§ WRITTEN REQUEST
Gather all lines in the entries below that include the word "cancer".

§ RECORDS PROVIDED
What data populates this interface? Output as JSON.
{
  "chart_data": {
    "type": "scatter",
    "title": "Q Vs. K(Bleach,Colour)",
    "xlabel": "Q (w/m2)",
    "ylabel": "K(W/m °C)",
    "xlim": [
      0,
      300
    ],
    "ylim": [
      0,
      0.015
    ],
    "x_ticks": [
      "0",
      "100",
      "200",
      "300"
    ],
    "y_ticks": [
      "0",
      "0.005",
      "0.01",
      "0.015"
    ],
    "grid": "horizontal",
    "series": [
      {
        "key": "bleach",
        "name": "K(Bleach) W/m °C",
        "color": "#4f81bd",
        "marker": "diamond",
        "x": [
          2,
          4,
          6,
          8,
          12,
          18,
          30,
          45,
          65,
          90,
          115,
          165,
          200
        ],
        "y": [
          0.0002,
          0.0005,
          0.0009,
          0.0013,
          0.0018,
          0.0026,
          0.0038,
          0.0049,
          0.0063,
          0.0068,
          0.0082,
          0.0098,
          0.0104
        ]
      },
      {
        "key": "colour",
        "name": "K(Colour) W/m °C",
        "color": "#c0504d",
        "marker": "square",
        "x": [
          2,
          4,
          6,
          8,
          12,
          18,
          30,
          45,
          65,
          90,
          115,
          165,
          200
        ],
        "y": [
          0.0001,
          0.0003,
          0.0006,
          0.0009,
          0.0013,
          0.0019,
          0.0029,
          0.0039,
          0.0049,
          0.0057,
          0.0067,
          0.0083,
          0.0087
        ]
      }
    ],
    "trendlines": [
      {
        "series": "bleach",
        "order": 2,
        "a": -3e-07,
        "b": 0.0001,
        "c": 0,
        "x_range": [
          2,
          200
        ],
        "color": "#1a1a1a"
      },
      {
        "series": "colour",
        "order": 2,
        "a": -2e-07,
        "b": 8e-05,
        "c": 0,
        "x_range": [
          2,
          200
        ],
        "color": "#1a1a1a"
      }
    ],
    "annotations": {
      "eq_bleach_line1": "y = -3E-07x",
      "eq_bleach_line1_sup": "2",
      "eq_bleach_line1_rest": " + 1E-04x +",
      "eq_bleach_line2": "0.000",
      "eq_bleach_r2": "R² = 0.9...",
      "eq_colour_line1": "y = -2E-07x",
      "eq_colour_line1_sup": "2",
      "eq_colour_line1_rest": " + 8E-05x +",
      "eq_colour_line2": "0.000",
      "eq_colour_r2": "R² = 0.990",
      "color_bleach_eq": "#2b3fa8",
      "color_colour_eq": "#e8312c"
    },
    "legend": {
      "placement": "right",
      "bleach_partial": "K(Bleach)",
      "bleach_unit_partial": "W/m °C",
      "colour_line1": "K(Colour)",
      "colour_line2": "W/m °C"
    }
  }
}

---

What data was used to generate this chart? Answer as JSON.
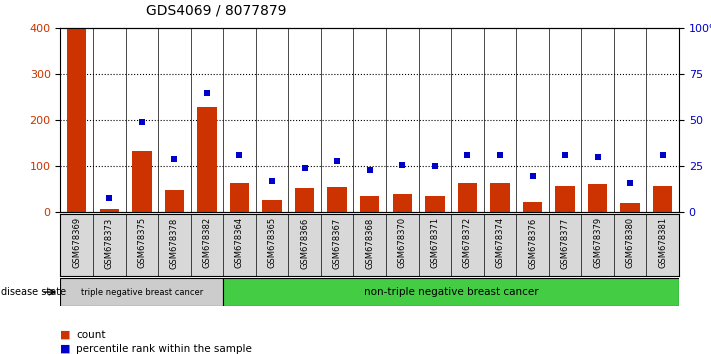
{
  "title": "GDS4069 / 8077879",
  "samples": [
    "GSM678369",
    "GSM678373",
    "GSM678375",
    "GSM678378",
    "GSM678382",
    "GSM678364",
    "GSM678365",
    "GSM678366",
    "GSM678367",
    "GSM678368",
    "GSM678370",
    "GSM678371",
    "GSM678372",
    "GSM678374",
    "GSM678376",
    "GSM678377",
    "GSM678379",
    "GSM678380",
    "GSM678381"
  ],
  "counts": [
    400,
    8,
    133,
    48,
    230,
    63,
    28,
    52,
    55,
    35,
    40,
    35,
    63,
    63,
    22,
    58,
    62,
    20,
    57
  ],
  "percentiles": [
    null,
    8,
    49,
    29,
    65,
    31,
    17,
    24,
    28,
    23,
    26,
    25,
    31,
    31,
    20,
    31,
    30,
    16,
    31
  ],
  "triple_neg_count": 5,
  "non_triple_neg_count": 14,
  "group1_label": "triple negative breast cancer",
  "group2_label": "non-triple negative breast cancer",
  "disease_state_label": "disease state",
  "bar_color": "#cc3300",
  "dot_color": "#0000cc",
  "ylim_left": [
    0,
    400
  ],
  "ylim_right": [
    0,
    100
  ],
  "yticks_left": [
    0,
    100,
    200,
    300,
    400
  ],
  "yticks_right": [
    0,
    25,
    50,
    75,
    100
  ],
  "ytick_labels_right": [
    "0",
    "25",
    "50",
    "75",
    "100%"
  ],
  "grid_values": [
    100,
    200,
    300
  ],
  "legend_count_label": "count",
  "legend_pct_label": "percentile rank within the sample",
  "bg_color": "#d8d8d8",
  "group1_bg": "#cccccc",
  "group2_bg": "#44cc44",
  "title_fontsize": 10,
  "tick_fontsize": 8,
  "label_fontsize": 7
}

§ RESULT BELOW
  "group1_label": "triple negative breast cancer",
  "group2_label": "non-triple negative breast cancer",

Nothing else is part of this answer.